• MATERIAL PROVIDED
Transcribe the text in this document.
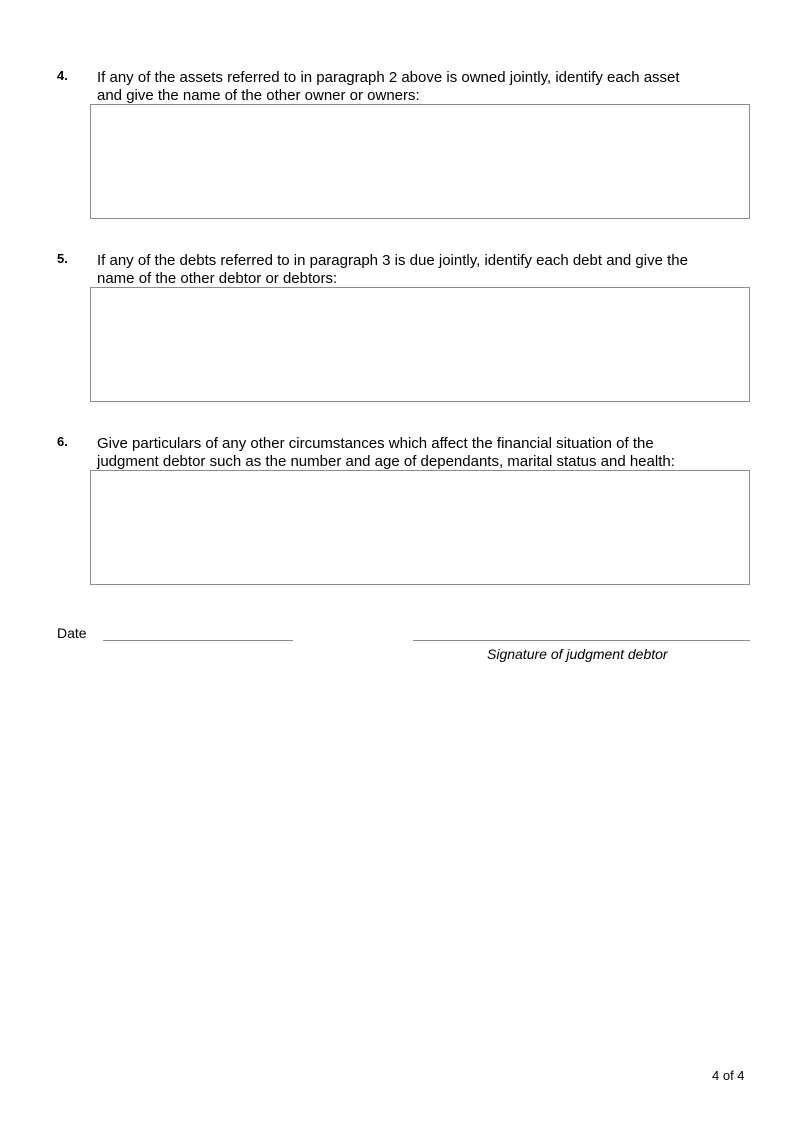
4. If any of the assets referred to in paragraph 2 above is owned jointly, identify each asset
and give the name of the other owner or owners:
5. If any of the debts referred to in paragraph 3 is due jointly, identify each debt and give the
name of the other debtor or debtors:
6. Give particulars of any other circumstances which affect the financial situation of the
judgment debtor such as the number and age of dependants, marital status and health:
Date
Signature of judgment debtor
4 of 4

• DIRECTION
Quote the full listing above word for word; exclude every picture from the copy.

• THE RESULT
Transcribe the text in this document.
4. If any of the assets referred to in paragraph 2 above is owned jointly, identify each asset
and give the name of the other owner or owners:
5. If any of the debts referred to in paragraph 3 is due jointly, identify each debt and give the
name of the other debtor or debtors:
6. Give particulars of any other circumstances which affect the financial situation of the
judgment debtor such as the number and age of dependants, marital status and health:
Date
Signature of judgment debtor
4 of 4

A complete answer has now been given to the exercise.